(Dataset items)

══════════════════════════════

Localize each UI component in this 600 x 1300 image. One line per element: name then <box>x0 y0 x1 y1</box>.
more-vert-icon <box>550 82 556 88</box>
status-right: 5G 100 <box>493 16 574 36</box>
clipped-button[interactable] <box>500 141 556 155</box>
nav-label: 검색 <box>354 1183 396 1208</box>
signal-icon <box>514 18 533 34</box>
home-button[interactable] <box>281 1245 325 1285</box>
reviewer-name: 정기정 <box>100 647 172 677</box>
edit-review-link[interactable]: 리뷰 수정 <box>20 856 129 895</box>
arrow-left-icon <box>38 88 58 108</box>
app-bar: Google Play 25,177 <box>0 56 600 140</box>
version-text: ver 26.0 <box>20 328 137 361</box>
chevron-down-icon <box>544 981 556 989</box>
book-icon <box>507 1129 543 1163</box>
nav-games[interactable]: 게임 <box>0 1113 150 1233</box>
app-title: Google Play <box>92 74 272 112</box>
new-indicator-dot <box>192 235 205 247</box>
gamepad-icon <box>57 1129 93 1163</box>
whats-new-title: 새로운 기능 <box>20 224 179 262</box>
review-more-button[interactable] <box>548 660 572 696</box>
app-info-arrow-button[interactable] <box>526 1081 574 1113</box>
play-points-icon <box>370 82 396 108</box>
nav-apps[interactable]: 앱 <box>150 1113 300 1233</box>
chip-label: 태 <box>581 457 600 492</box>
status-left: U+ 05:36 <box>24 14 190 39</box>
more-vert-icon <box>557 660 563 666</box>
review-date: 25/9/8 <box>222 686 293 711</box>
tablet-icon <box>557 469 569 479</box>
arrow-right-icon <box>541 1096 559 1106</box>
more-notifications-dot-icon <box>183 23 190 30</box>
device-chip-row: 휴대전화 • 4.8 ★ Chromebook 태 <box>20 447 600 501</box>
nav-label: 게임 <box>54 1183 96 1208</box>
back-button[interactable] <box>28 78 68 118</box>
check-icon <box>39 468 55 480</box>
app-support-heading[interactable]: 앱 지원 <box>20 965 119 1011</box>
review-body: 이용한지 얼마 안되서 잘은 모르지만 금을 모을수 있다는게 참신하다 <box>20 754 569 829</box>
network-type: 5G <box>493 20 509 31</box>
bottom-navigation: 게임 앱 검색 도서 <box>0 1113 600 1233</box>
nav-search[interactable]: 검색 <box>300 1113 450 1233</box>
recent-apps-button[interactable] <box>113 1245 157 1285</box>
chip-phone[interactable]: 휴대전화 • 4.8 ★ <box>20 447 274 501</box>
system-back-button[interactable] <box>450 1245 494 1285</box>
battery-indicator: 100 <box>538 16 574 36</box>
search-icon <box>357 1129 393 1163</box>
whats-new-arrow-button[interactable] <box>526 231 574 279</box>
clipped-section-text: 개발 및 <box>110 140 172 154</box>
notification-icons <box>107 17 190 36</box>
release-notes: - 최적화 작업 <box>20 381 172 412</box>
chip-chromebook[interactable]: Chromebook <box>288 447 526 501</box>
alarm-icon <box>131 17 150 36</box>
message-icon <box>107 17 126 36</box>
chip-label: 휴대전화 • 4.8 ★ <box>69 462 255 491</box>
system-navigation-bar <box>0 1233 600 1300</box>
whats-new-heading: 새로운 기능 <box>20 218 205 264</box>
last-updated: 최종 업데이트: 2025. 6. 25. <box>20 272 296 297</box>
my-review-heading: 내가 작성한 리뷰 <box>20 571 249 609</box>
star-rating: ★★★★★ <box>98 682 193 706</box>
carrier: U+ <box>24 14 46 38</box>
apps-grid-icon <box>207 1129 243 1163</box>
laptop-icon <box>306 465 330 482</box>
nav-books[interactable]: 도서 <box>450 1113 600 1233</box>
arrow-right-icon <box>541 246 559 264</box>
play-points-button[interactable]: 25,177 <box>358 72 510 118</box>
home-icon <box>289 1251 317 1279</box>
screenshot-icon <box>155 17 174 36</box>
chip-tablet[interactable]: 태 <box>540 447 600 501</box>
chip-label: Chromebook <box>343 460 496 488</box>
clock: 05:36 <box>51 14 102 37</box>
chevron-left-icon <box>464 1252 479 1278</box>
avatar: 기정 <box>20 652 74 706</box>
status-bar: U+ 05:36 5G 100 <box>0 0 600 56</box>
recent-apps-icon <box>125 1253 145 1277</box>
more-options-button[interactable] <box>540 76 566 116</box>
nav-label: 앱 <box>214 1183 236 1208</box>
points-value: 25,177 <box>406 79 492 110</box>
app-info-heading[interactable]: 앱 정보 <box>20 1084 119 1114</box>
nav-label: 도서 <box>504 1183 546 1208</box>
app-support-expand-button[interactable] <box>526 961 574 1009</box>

══════════════════════════════

What needs to be done:
Rewrite every row above, changing "more-vert-icon" to "kebab-menu-icon" and keeping everything else the same.

Expected output:
Localize each UI component in this 600 x 1300 image. One line per element: name then <box>x0 y0 x1 y1</box>.
kebab-menu-icon <box>550 82 556 88</box>
status-right: 5G 100 <box>493 16 574 36</box>
clipped-button[interactable] <box>500 141 556 155</box>
nav-label: 검색 <box>354 1183 396 1208</box>
signal-icon <box>514 18 533 34</box>
home-button[interactable] <box>281 1245 325 1285</box>
reviewer-name: 정기정 <box>100 647 172 677</box>
edit-review-link[interactable]: 리뷰 수정 <box>20 856 129 895</box>
arrow-left-icon <box>38 88 58 108</box>
app-bar: Google Play 25,177 <box>0 56 600 140</box>
version-text: ver 26.0 <box>20 328 137 361</box>
chevron-down-icon <box>544 981 556 989</box>
book-icon <box>507 1129 543 1163</box>
nav-games[interactable]: 게임 <box>0 1113 150 1233</box>
app-title: Google Play <box>92 74 272 112</box>
new-indicator-dot <box>192 235 205 247</box>
gamepad-icon <box>57 1129 93 1163</box>
whats-new-title: 새로운 기능 <box>20 224 179 262</box>
review-more-button[interactable] <box>548 660 572 696</box>
app-info-arrow-button[interactable] <box>526 1081 574 1113</box>
play-points-icon <box>370 82 396 108</box>
nav-apps[interactable]: 앱 <box>150 1113 300 1233</box>
chip-label: 태 <box>581 457 600 492</box>
status-left: U+ 05:36 <box>24 14 190 39</box>
kebab-menu-icon <box>557 660 563 666</box>
review-date: 25/9/8 <box>222 686 293 711</box>
tablet-icon <box>557 469 569 479</box>
arrow-right-icon <box>541 1096 559 1106</box>
more-notifications-dot-icon <box>183 23 190 30</box>
device-chip-row: 휴대전화 • 4.8 ★ Chromebook 태 <box>20 447 600 501</box>
nav-label: 게임 <box>54 1183 96 1208</box>
back-button[interactable] <box>28 78 68 118</box>
check-icon <box>39 468 55 480</box>
app-support-heading[interactable]: 앱 지원 <box>20 965 119 1011</box>
review-body: 이용한지 얼마 안되서 잘은 모르지만 금을 모을수 있다는게 참신하다 <box>20 754 569 829</box>
network-type: 5G <box>493 20 509 31</box>
bottom-navigation: 게임 앱 검색 도서 <box>0 1113 600 1233</box>
nav-search[interactable]: 검색 <box>300 1113 450 1233</box>
recent-apps-button[interactable] <box>113 1245 157 1285</box>
chip-phone[interactable]: 휴대전화 • 4.8 ★ <box>20 447 274 501</box>
system-back-button[interactable] <box>450 1245 494 1285</box>
battery-indicator: 100 <box>538 16 574 36</box>
search-icon <box>357 1129 393 1163</box>
whats-new-arrow-button[interactable] <box>526 231 574 279</box>
clipped-section-text: 개발 및 <box>110 140 172 154</box>
notification-icons <box>107 17 190 36</box>
release-notes: - 최적화 작업 <box>20 381 172 412</box>
chip-chromebook[interactable]: Chromebook <box>288 447 526 501</box>
alarm-icon <box>131 17 150 36</box>
message-icon <box>107 17 126 36</box>
chip-label: 휴대전화 • 4.8 ★ <box>69 462 255 491</box>
system-navigation-bar <box>0 1233 600 1300</box>
whats-new-heading: 새로운 기능 <box>20 218 205 264</box>
last-updated: 최종 업데이트: 2025. 6. 25. <box>20 272 296 297</box>
my-review-heading: 내가 작성한 리뷰 <box>20 571 249 609</box>
star-rating: ★★★★★ <box>98 682 193 706</box>
carrier: U+ <box>24 14 46 38</box>
apps-grid-icon <box>207 1129 243 1163</box>
laptop-icon <box>306 465 330 482</box>
nav-books[interactable]: 도서 <box>450 1113 600 1233</box>
arrow-right-icon <box>541 246 559 264</box>
play-points-button[interactable]: 25,177 <box>358 72 510 118</box>
home-icon <box>289 1251 317 1279</box>
screenshot-icon <box>155 17 174 36</box>
chip-tablet[interactable]: 태 <box>540 447 600 501</box>
chip-label: Chromebook <box>343 460 496 488</box>
clock: 05:36 <box>51 14 102 37</box>
chevron-left-icon <box>464 1252 479 1278</box>
avatar: 기정 <box>20 652 74 706</box>
status-bar: U+ 05:36 5G 100 <box>0 0 600 56</box>
recent-apps-icon <box>125 1253 145 1277</box>
more-options-button[interactable] <box>540 76 566 116</box>
nav-label: 앱 <box>214 1183 236 1208</box>
points-value: 25,177 <box>406 79 492 110</box>
app-info-heading[interactable]: 앱 정보 <box>20 1084 119 1114</box>
nav-label: 도서 <box>504 1183 546 1208</box>
app-support-expand-button[interactable] <box>526 961 574 1009</box>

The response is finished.